• _Goal_: Reproduce every line of the items below character for character, changing nothing.

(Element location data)
** START **

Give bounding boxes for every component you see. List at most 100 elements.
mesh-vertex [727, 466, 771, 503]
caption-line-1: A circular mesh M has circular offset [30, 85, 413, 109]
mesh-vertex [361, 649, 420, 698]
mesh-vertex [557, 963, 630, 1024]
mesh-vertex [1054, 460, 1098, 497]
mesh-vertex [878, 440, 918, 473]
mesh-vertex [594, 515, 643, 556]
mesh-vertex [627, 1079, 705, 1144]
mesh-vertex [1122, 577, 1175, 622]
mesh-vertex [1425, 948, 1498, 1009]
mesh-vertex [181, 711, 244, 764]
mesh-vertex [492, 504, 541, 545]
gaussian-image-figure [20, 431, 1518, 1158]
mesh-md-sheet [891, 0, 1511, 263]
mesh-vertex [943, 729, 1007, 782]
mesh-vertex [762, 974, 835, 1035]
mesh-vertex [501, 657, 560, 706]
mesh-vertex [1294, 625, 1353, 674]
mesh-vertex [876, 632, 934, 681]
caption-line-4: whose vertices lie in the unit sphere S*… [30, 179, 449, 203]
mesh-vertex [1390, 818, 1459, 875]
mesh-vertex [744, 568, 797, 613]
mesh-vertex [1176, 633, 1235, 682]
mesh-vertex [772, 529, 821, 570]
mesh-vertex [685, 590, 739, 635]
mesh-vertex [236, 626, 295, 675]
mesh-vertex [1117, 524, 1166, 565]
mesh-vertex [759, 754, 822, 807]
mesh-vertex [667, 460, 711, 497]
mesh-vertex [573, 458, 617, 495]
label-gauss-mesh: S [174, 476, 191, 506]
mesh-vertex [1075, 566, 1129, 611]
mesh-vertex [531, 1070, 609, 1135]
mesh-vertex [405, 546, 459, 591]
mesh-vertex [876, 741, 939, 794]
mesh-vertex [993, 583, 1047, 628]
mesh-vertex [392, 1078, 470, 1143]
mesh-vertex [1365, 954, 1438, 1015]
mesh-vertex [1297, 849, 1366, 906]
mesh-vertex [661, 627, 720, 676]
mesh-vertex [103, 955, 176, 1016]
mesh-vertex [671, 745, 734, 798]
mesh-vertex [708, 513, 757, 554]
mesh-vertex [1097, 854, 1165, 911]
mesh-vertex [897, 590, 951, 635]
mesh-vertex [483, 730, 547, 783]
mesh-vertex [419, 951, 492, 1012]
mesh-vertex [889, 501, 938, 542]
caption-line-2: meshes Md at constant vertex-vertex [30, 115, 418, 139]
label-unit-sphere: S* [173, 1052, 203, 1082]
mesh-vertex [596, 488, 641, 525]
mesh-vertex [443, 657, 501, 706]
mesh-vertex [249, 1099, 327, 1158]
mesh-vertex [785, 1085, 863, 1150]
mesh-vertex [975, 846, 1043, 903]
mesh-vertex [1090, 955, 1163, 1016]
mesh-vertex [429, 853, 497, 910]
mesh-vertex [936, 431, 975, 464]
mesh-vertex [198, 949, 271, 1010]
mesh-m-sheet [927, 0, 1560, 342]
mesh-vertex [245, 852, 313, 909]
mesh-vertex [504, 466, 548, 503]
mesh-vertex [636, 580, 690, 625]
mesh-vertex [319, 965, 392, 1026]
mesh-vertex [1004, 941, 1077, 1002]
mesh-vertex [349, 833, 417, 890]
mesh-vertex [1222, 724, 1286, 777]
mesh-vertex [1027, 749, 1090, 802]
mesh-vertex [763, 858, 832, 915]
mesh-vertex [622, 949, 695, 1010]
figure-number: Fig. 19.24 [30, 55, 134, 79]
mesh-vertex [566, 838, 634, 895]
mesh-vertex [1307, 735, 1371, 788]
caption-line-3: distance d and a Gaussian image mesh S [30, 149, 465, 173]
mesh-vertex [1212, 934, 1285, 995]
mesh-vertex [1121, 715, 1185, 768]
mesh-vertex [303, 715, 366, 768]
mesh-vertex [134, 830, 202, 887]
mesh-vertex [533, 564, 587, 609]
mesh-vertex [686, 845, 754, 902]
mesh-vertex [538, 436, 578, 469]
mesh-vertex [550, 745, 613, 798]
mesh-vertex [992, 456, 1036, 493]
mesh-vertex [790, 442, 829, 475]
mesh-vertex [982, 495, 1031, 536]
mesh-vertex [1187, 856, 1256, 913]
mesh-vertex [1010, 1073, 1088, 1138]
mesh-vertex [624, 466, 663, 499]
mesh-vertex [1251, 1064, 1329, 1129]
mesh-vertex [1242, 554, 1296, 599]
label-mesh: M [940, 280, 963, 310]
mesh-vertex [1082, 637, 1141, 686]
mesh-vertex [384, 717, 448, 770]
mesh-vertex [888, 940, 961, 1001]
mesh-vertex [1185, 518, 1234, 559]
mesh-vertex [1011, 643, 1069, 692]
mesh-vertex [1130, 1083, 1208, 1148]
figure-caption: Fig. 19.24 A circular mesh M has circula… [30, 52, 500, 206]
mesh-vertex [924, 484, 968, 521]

** END **

• _Expected answer_:
Give bounding boxes for every component you see. List at most 100 elements.
mesh-vertex [727, 466, 771, 503]
caption-line-1: A circular mesh M has circular offset [30, 85, 413, 109]
mesh-vertex [361, 649, 420, 698]
mesh-vertex [557, 963, 630, 1024]
mesh-vertex [1054, 460, 1098, 497]
mesh-vertex [878, 440, 918, 473]
mesh-vertex [594, 515, 643, 556]
mesh-vertex [627, 1079, 705, 1144]
mesh-vertex [1122, 577, 1175, 622]
mesh-vertex [1425, 948, 1498, 1009]
mesh-vertex [181, 711, 244, 764]
mesh-vertex [492, 504, 541, 545]
gaussian-image-figure [20, 431, 1518, 1158]
mesh-md-sheet [891, 0, 1511, 263]
mesh-vertex [943, 729, 1007, 782]
mesh-vertex [762, 974, 835, 1035]
mesh-vertex [501, 657, 560, 706]
mesh-vertex [1294, 625, 1353, 674]
mesh-vertex [876, 632, 934, 681]
caption-line-4: whose vertices lie in the unit sphere S*… [30, 179, 449, 203]
mesh-vertex [1390, 818, 1459, 875]
mesh-vertex [744, 568, 797, 613]
mesh-vertex [1176, 633, 1235, 682]
mesh-vertex [772, 529, 821, 570]
mesh-vertex [685, 590, 739, 635]
mesh-vertex [236, 626, 295, 675]
mesh-vertex [1117, 524, 1166, 565]
mesh-vertex [759, 754, 822, 807]
mesh-vertex [667, 460, 711, 497]
mesh-vertex [573, 458, 617, 495]
label-gauss-mesh: S [174, 476, 191, 506]
mesh-vertex [1075, 566, 1129, 611]
mesh-vertex [531, 1070, 609, 1135]
mesh-vertex [405, 546, 459, 591]
mesh-vertex [876, 741, 939, 794]
mesh-vertex [993, 583, 1047, 628]
mesh-vertex [392, 1078, 470, 1143]
mesh-vertex [1365, 954, 1438, 1015]
mesh-vertex [1297, 849, 1366, 906]
mesh-vertex [661, 627, 720, 676]
mesh-vertex [103, 955, 176, 1016]
mesh-vertex [671, 745, 734, 798]
mesh-vertex [708, 513, 757, 554]
mesh-vertex [1097, 854, 1165, 911]
mesh-vertex [897, 590, 951, 635]
mesh-vertex [483, 730, 547, 783]
mesh-vertex [419, 951, 492, 1012]
mesh-vertex [889, 501, 938, 542]
caption-line-2: meshes Md at constant vertex-vertex [30, 115, 418, 139]
label-unit-sphere: S* [173, 1052, 203, 1082]
mesh-vertex [596, 488, 641, 525]
mesh-vertex [443, 657, 501, 706]
mesh-vertex [249, 1099, 327, 1158]
mesh-vertex [785, 1085, 863, 1150]
mesh-vertex [975, 846, 1043, 903]
mesh-vertex [1090, 955, 1163, 1016]
mesh-vertex [429, 853, 497, 910]
mesh-vertex [936, 431, 975, 464]
mesh-vertex [198, 949, 271, 1010]
mesh-m-sheet [927, 0, 1560, 342]
mesh-vertex [245, 852, 313, 909]
mesh-vertex [504, 466, 548, 503]
mesh-vertex [636, 580, 690, 625]
mesh-vertex [319, 965, 392, 1026]
mesh-vertex [1004, 941, 1077, 1002]
mesh-vertex [349, 833, 417, 890]
mesh-vertex [1222, 724, 1286, 777]
mesh-vertex [1027, 749, 1090, 802]
mesh-vertex [763, 858, 832, 915]
mesh-vertex [622, 949, 695, 1010]
figure-number: Fig. 19.24 [30, 55, 134, 79]
mesh-vertex [566, 838, 634, 895]
mesh-vertex [1307, 735, 1371, 788]
caption-line-3: distance d and a Gaussian image mesh S [30, 149, 465, 173]
mesh-vertex [1212, 934, 1285, 995]
mesh-vertex [1121, 715, 1185, 768]
mesh-vertex [303, 715, 366, 768]
mesh-vertex [134, 830, 202, 887]
mesh-vertex [533, 564, 587, 609]
mesh-vertex [686, 845, 754, 902]
mesh-vertex [538, 436, 578, 469]
mesh-vertex [550, 745, 613, 798]
mesh-vertex [992, 456, 1036, 493]
mesh-vertex [790, 442, 829, 475]
mesh-vertex [982, 495, 1031, 536]
mesh-vertex [1187, 856, 1256, 913]
mesh-vertex [1010, 1073, 1088, 1138]
mesh-vertex [624, 466, 663, 499]
mesh-vertex [1251, 1064, 1329, 1129]
mesh-vertex [1242, 554, 1296, 599]
label-mesh: M [940, 280, 963, 310]
mesh-vertex [1082, 637, 1141, 686]
mesh-vertex [384, 717, 448, 770]
mesh-vertex [888, 940, 961, 1001]
mesh-vertex [1185, 518, 1234, 559]
mesh-vertex [1011, 643, 1069, 692]
mesh-vertex [1130, 1083, 1208, 1148]
figure-caption: Fig. 19.24 A circular mesh M has circula… [30, 52, 500, 206]
mesh-vertex [924, 484, 968, 521]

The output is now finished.